*Set problem*
Give the number of lines in the records below that include "PRICE". Reply with that number alone.

==============================

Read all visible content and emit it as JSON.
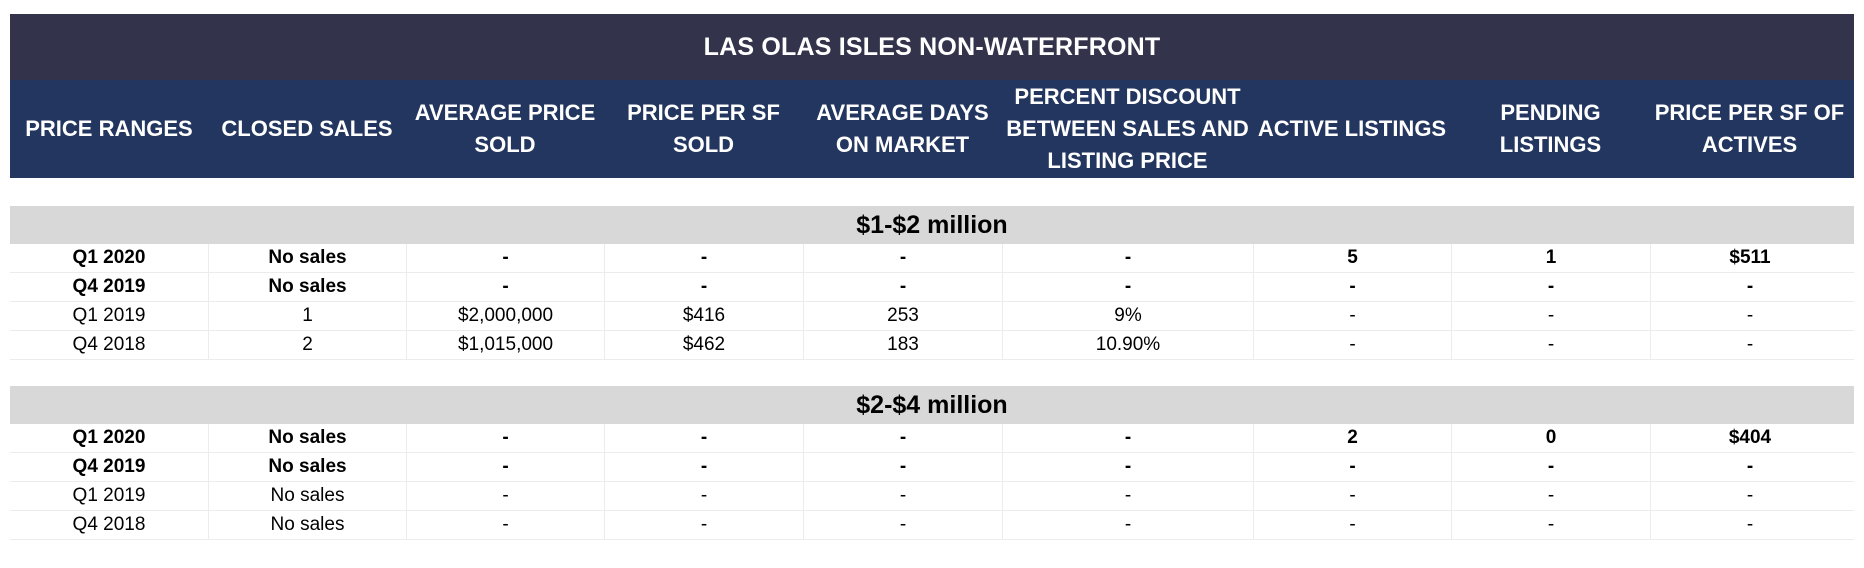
{
  "title": "LAS OLAS ISLES NON-WATERFRONT",
  "columns": [
    "PRICE RANGES",
    "CLOSED SALES",
    "AVERAGE PRICE\nSOLD",
    "PRICE PER SF\nSOLD",
    "AVERAGE DAYS\nON MARKET",
    "PERCENT DISCOUNT\nBETWEEN SALES AND\nLISTING PRICE",
    "ACTIVE LISTINGS",
    "PENDING\nLISTINGS",
    "PRICE PER SF OF\nACTIVES"
  ],
  "sections": [
    {
      "label": "$1-$2 million",
      "rows": [
        {
          "bold": true,
          "cells": [
            "Q1 2020",
            "No sales",
            "-",
            "-",
            "-",
            "-",
            "5",
            "1",
            "$511"
          ]
        },
        {
          "bold": true,
          "cells": [
            "Q4 2019",
            "No sales",
            "-",
            "-",
            "-",
            "-",
            "-",
            "-",
            "-"
          ]
        },
        {
          "bold": false,
          "cells": [
            "Q1 2019",
            "1",
            "$2,000,000",
            "$416",
            "253",
            "9%",
            "-",
            "-",
            "-"
          ]
        },
        {
          "bold": false,
          "cells": [
            "Q4 2018",
            "2",
            "$1,015,000",
            "$462",
            "183",
            "10.90%",
            "-",
            "-",
            "-"
          ]
        }
      ]
    },
    {
      "label": "$2-$4 million",
      "rows": [
        {
          "bold": true,
          "cells": [
            "Q1 2020",
            "No sales",
            "-",
            "-",
            "-",
            "-",
            "2",
            "0",
            "$404"
          ]
        },
        {
          "bold": true,
          "cells": [
            "Q4 2019",
            "No sales",
            "-",
            "-",
            "-",
            "-",
            "-",
            "-",
            "-"
          ]
        },
        {
          "bold": false,
          "cells": [
            "Q1 2019",
            "No sales",
            "-",
            "-",
            "-",
            "-",
            "-",
            "-",
            "-"
          ]
        },
        {
          "bold": false,
          "cells": [
            "Q4 2018",
            "No sales",
            "-",
            "-",
            "-",
            "-",
            "-",
            "-",
            "-"
          ]
        }
      ]
    }
  ]
}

==============================

*Final result*
5